How to complete this task →
Take from the data every line in which the word "Care" is found.

+++ Dataset extract +++

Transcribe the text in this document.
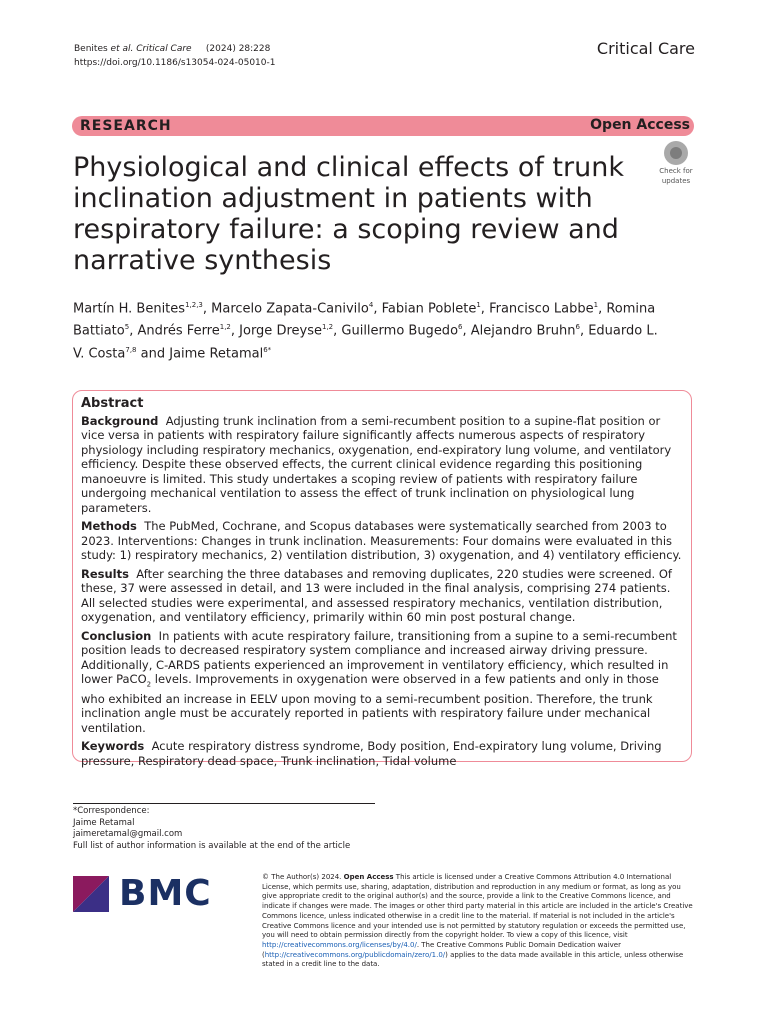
Benites et al. Critical Care (2024) 28:228
https://doi.org/10.1186/s13054-024-05010-1
Critical Care
RESEARCH	Open Access
Physiological and clinical effects of trunk inclination adjustment in patients with respiratory failure: a scoping review and narrative synthesis
Check for
updates
Martín H. Benites$^{1,2,3}$, Marcelo Zapata-Canivilo$^4$, Fabian Poblete$^1$, Francisco Labbe$^1$, Romina Battiato$^5$, Andrés Ferre$^{1,2}$, Jorge Dreyse$^{1,2}$, Guillermo Bugedo$^6$, Alejandro Bruhn$^6$, Eduardo L. V. Costa$^{7,8}$ and Jaime Retamal$^{6*}$
Abstract

Background Adjusting trunk inclination from a semi-recumbent position to a supine-flat position or vice versa in patients with respiratory failure significantly affects numerous aspects of respiratory physiology including respiratory mechanics, oxygenation, end-expiratory lung volume, and ventilatory efficiency. Despite these observed effects, the current clinical evidence regarding this positioning manoeuvre is limited. This study undertakes a scoping review of patients with respiratory failure undergoing mechanical ventilation to assess the effect of trunk inclination on physiological lung parameters.

Methods The PubMed, Cochrane, and Scopus databases were systematically searched from 2003 to 2023. Interventions: Changes in trunk inclination. Measurements: Four domains were evaluated in this study: 1) respiratory mechanics, 2) ventilation distribution, 3) oxygenation, and 4) ventilatory efficiency.

Results After searching the three databases and removing duplicates, 220 studies were screened. Of these, 37 were assessed in detail, and 13 were included in the final analysis, comprising 274 patients. All selected studies were experimental, and assessed respiratory mechanics, ventilation distribution, oxygenation, and ventilatory efficiency, primarily within 60 min post postural change.

Conclusion In patients with acute respiratory failure, transitioning from a supine to a semi-recumbent position leads to decreased respiratory system compliance and increased airway driving pressure. Additionally, C-ARDS patients experienced an improvement in ventilatory efficiency, which resulted in lower PaCO$_2$ levels. Improvements in oxygenation were observed in a few patients and only in those who exhibited an increase in EELV upon moving to a semi-recumbent position. Therefore, the trunk inclination angle must be accurately reported in patients with respiratory failure under mechanical ventilation.

Keywords Acute respiratory distress syndrome, Body position, End-expiratory lung volume, Driving pressure, Respiratory dead space, Trunk inclination, Tidal volume

*Correspondence:
Jaime Retamal
jaimeretamal@gmail.com
Full list of author information is available at the end of the article
BMC	© The Author(s) 2024. Open Access This article is licensed under a Creative Commons Attribution 4.0 International License, which permits use, sharing, adaptation, distribution and reproduction in any medium or format, as long as you give appropriate credit to the original author(s) and the source, provide a link to the Creative Commons licence, and indicate if changes were made. The images or other third party material in this article are included in the article's Creative Commons licence, unless indicated otherwise in a credit line to the material. If material is not included in the article's Creative Commons licence and your intended use is not permitted by statutory regulation or exceeds the permitted use, you will need to obtain permission directly from the copyright holder. To view a copy of this licence, visit http://creativecommons.org/licenses/by/4.0/. The Creative Commons Public Domain Dedication waiver (http://creativecommons.org/publicdomain/zero/1.0/) applies to the data made available in this article, unless otherwise stated in a credit line to the data.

+++

Task solution →
Benites et al. Critical Care (2024) 28:228
Critical Care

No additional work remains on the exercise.